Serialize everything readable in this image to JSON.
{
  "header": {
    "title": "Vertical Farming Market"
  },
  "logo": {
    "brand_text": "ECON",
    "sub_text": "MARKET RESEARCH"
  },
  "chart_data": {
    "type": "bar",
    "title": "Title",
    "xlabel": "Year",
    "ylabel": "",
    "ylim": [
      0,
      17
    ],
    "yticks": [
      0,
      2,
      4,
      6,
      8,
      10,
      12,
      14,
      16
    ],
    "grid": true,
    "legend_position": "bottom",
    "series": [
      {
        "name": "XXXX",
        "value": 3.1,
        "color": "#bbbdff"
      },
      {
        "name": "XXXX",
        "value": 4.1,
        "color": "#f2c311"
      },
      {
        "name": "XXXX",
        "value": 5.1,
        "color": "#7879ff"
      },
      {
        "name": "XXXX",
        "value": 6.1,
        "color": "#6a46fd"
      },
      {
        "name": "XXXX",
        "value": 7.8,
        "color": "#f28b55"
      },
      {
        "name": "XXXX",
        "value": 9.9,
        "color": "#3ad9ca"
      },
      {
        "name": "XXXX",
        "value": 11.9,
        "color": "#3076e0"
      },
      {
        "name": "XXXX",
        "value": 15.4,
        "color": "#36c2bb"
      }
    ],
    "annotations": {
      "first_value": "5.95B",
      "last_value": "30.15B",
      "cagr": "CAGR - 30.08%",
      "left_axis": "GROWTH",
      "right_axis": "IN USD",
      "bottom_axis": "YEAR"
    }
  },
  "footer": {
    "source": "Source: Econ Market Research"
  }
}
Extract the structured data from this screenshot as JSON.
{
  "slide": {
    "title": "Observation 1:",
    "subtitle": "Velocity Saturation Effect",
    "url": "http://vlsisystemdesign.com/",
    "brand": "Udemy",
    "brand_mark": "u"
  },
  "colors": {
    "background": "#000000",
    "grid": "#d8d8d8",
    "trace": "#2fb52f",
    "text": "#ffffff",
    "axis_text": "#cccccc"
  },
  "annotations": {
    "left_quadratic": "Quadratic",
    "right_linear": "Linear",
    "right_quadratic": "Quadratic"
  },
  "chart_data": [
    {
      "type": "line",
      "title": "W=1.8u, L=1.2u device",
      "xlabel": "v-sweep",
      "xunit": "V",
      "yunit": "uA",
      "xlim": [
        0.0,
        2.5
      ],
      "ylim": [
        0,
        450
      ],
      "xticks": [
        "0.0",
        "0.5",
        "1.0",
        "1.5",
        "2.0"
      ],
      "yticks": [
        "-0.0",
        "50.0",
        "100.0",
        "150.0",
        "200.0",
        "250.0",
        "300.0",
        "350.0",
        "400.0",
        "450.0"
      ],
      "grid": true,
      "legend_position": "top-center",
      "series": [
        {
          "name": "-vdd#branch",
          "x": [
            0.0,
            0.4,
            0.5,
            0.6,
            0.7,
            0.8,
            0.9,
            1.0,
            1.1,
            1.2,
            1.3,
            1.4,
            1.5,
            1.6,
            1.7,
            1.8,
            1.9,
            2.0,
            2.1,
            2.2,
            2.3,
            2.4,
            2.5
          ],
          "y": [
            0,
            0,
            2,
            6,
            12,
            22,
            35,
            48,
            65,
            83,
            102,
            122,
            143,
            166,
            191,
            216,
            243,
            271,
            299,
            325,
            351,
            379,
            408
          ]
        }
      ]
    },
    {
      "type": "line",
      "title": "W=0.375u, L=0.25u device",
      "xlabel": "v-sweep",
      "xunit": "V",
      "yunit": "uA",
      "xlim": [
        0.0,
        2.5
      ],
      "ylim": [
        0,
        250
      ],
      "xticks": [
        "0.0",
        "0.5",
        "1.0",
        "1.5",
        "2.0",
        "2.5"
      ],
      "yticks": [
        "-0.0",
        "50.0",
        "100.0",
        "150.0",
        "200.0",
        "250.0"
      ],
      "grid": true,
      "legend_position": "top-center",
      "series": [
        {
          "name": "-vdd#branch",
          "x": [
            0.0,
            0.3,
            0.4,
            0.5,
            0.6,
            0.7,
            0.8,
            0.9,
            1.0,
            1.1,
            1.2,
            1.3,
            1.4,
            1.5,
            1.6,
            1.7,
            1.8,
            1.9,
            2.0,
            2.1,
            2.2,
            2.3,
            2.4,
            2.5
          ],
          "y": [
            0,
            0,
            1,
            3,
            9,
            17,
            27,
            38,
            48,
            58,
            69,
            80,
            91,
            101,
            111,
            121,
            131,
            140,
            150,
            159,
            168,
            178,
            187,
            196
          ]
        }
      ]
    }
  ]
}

**Task goal:** Above are the records; retype them all without a single difference.

**Reply:**
Serialize everything readable in this image to JSON.
{
  "header": {
    "title": "Vertical Farming Market"
  },
  "logo": {
    "brand_text": "ECON",
    "sub_text": "MARKET RESEARCH"
  },
  "chart_data": {
    "type": "bar",
    "title": "Title",
    "xlabel": "Year",
    "ylabel": "",
    "ylim": [
      0,
      17
    ],
    "yticks": [
      0,
      2,
      4,
      6,
      8,
      10,
      12,
      14,
      16
    ],
    "grid": true,
    "legend_position": "bottom",
    "series": [
      {
        "name": "XXXX",
        "value": 3.1,
        "color": "#bbbdff"
      },
      {
        "name": "XXXX",
        "value": 4.1,
        "color": "#f2c311"
      },
      {
        "name": "XXXX",
        "value": 5.1,
        "color": "#7879ff"
      },
      {
        "name": "XXXX",
        "value": 6.1,
        "color": "#6a46fd"
      },
      {
        "name": "XXXX",
        "value": 7.8,
        "color": "#f28b55"
      },
      {
        "name": "XXXX",
        "value": 9.9,
        "color": "#3ad9ca"
      },
      {
        "name": "XXXX",
        "value": 11.9,
        "color": "#3076e0"
      },
      {
        "name": "XXXX",
        "value": 15.4,
        "color": "#36c2bb"
      }
    ],
    "annotations": {
      "first_value": "5.95B",
      "last_value": "30.15B",
      "cagr": "CAGR - 30.08%",
      "left_axis": "GROWTH",
      "right_axis": "IN USD",
      "bottom_axis": "YEAR"
    }
  },
  "footer": {
    "source": "Source: Econ Market Research"
  }
}
Extract the structured data from this screenshot as JSON.
{
  "slide": {
    "title": "Observation 1:",
    "subtitle": "Velocity Saturation Effect",
    "url": "http://vlsisystemdesign.com/",
    "brand": "Udemy",
    "brand_mark": "u"
  },
  "colors": {
    "background": "#000000",
    "grid": "#d8d8d8",
    "trace": "#2fb52f",
    "text": "#ffffff",
    "axis_text": "#cccccc"
  },
  "annotations": {
    "left_quadratic": "Quadratic",
    "right_linear": "Linear",
    "right_quadratic": "Quadratic"
  },
  "chart_data": [
    {
      "type": "line",
      "title": "W=1.8u, L=1.2u device",
      "xlabel": "v-sweep",
      "xunit": "V",
      "yunit": "uA",
      "xlim": [
        0.0,
        2.5
      ],
      "ylim": [
        0,
        450
      ],
      "xticks": [
        "0.0",
        "0.5",
        "1.0",
        "1.5",
        "2.0"
      ],
      "yticks": [
        "-0.0",
        "50.0",
        "100.0",
        "150.0",
        "200.0",
        "250.0",
        "300.0",
        "350.0",
        "400.0",
        "450.0"
      ],
      "grid": true,
      "legend_position": "top-center",
      "series": [
        {
          "name": "-vdd#branch",
          "x": [
            0.0,
            0.4,
            0.5,
            0.6,
            0.7,
            0.8,
            0.9,
            1.0,
            1.1,
            1.2,
            1.3,
            1.4,
            1.5,
            1.6,
            1.7,
            1.8,
            1.9,
            2.0,
            2.1,
            2.2,
            2.3,
            2.4,
            2.5
          ],
          "y": [
            0,
            0,
            2,
            6,
            12,
            22,
            35,
            48,
            65,
            83,
            102,
            122,
            143,
            166,
            191,
            216,
            243,
            271,
            299,
            325,
            351,
            379,
            408
          ]
        }
      ]
    },
    {
      "type": "line",
      "title": "W=0.375u, L=0.25u device",
      "xlabel": "v-sweep",
      "xunit": "V",
      "yunit": "uA",
      "xlim": [
        0.0,
        2.5
      ],
      "ylim": [
        0,
        250
      ],
      "xticks": [
        "0.0",
        "0.5",
        "1.0",
        "1.5",
        "2.0",
        "2.5"
      ],
      "yticks": [
        "-0.0",
        "50.0",
        "100.0",
        "150.0",
        "200.0",
        "250.0"
      ],
      "grid": true,
      "legend_position": "top-center",
      "series": [
        {
          "name": "-vdd#branch",
          "x": [
            0.0,
            0.3,
            0.4,
            0.5,
            0.6,
            0.7,
            0.8,
            0.9,
            1.0,
            1.1,
            1.2,
            1.3,
            1.4,
            1.5,
            1.6,
            1.7,
            1.8,
            1.9,
            2.0,
            2.1,
            2.2,
            2.3,
            2.4,
            2.5
          ],
          "y": [
            0,
            0,
            1,
            3,
            9,
            17,
            27,
            38,
            48,
            58,
            69,
            80,
            91,
            101,
            111,
            121,
            131,
            140,
            150,
            159,
            168,
            178,
            187,
            196
          ]
        }
      ]
    }
  ]
}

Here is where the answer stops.